* Righe dei record:
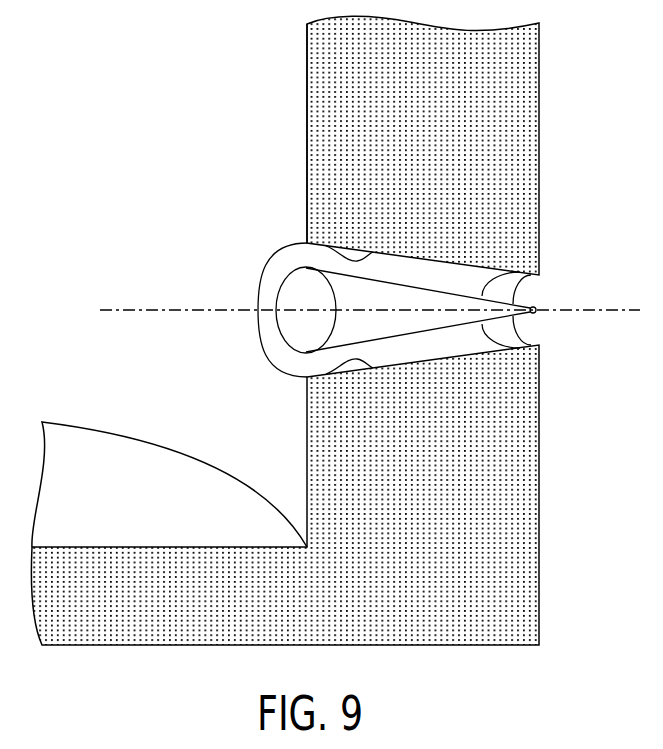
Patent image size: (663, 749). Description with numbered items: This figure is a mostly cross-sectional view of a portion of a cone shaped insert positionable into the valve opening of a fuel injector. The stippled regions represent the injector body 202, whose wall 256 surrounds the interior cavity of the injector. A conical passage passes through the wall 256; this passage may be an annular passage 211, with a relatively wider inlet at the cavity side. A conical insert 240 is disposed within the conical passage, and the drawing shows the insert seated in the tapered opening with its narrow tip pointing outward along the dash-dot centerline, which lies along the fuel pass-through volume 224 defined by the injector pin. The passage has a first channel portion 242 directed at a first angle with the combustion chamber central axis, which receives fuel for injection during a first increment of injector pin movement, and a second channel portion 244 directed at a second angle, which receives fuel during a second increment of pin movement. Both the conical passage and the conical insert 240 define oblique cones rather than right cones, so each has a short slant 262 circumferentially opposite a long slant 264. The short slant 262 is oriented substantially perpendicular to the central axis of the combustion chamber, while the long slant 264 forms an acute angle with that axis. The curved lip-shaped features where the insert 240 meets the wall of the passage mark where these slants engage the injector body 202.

The injector body 202 is at (522, 75).
The annular passage 211 is at (500, 405).
The fuel pass-through volume 224 is at (228, 290).
The conical insert 240 is at (447, 275).
The first channel portion 242 is at (293, 262).
The second channel portion 244 is at (293, 360).
The wall 256 is at (307, 42).
The short slant 262 is at (328, 373).
The long slant 264 is at (328, 247).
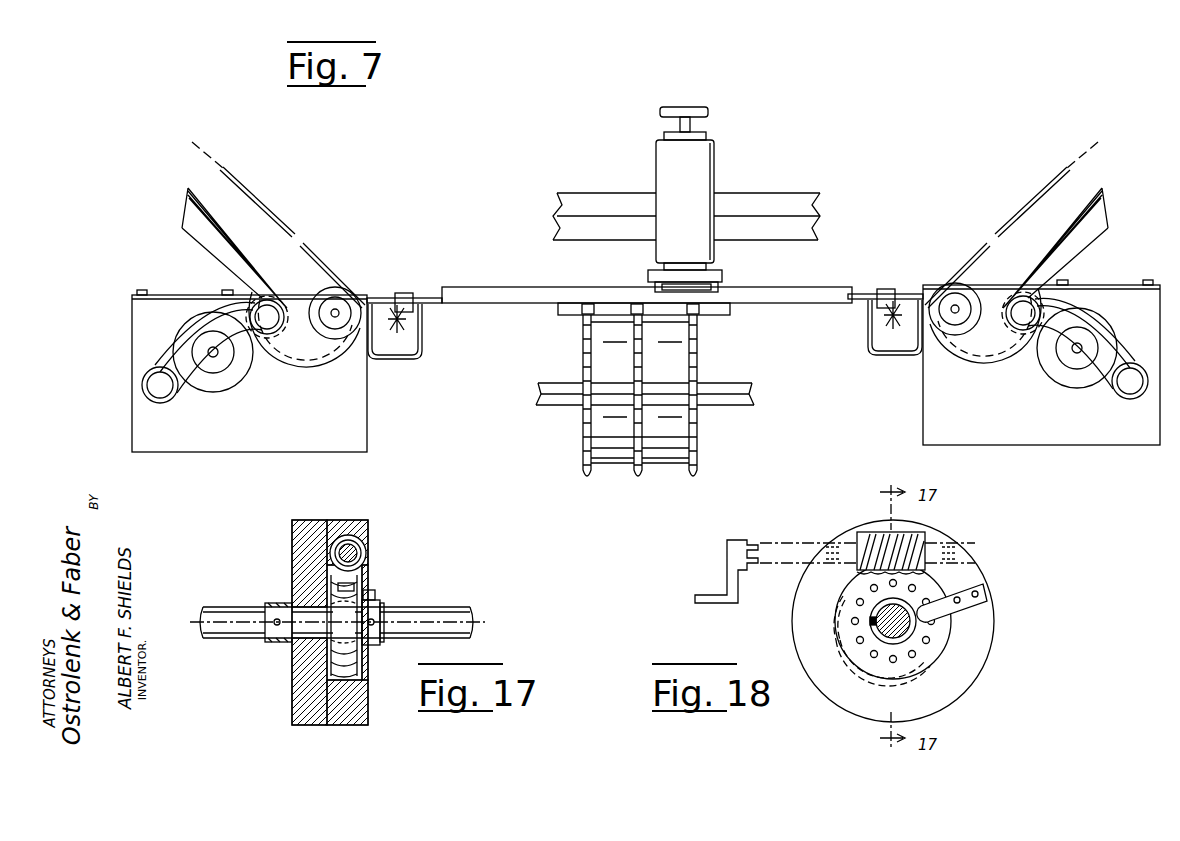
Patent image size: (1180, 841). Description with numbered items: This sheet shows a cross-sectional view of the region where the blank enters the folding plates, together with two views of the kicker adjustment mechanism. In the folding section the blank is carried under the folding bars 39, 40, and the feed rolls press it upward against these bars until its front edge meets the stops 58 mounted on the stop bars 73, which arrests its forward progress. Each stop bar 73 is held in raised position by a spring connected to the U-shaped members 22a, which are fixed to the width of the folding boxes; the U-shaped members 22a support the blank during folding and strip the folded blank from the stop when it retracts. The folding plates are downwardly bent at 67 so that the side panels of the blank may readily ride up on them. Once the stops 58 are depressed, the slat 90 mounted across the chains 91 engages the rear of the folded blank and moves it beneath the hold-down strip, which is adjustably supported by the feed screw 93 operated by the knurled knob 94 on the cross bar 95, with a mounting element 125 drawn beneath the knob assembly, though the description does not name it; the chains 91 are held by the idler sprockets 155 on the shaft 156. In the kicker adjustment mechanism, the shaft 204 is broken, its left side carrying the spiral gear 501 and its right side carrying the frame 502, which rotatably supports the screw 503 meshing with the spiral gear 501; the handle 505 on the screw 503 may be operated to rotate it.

In FIG. 7, the downward bend of folding plate 67 is at (188, 196).
In FIG. 7, the folding bar 40 is at (381, 297).
In FIG. 7, the stop 58 is at (402, 293).
In FIG. 7, the stop bar 73 is at (392, 308).
In FIG. 7, the U-shaped member 22a is at (422, 345).
In FIG. 7, the folding bar 39 is at (927, 295).
In FIG. 7, the knurled knob 94 is at (712, 156).
In FIG. 7, the cross bar 95 is at (757, 196).
In FIG. 7, the mounting plate 125 is at (722, 275).
In FIG. 7, the feed screw 93 is at (690, 290).
In FIG. 7, the slat 90 is at (803, 290).
In FIG. 7, the chains 91 is at (563, 312).
In FIG. 7, the idler sprocket 155 is at (587, 477).
In FIG. 7, the shaft 156 is at (548, 407).
In FIG. 17, the frame 502 is at (306, 543).
In FIG. 17, the screw 503 is at (353, 556).
In FIG. 17, the spiral gear 501 is at (357, 589).
In FIG. 17, the shaft 204 is at (219, 618).
In FIG. 18, the handle 505 is at (728, 548).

* Compito da svolgere:
Restituisci tutte le righe dei record che contengono la parola "gear".

* Risultato:
Patent image size: (1180, 841). Description with numbered items: This sheet shows a cross-sectional view of the region where the blank enters the folding plates, together with two views of the kicker adjustment mechanism. In the folding section the blank is carried under the folding bars 39, 40, and the feed rolls press it upward against these bars until its front edge meets the stops 58 mounted on the stop bars 73, which arrests its forward progress. Each stop bar 73 is held in raised position by a spring connected to the U-shaped members 22a, which are fixed to the width of the folding boxes; the U-shaped members 22a support the blank during folding and strip the folded blank from the stop when it retracts. The folding plates are downwardly bent at 67 so that the side panels of the blank may readily ride up on them. Once the stops 58 are depressed, the slat 90 mounted across the chains 91 engages the rear of the folded blank and moves it beneath the hold-down strip, which is adjustably supported by the feed screw 93 operated by the knurled knob 94 on the cross bar 95, with a mounting element 125 drawn beneath the knob assembly, though the description does not name it; the chains 91 are held by the idler sprockets 155 on the shaft 156. In the kicker adjustment mechanism, the shaft 204 is broken, its left side carrying the spiral gear 501 and its right side carrying the frame 502, which rotatably supports the screw 503 meshing with the spiral gear 501; the handle 505 on the screw 503 may be operated to rotate it.
In FIG. 17, the spiral gear 501 is at (357, 589).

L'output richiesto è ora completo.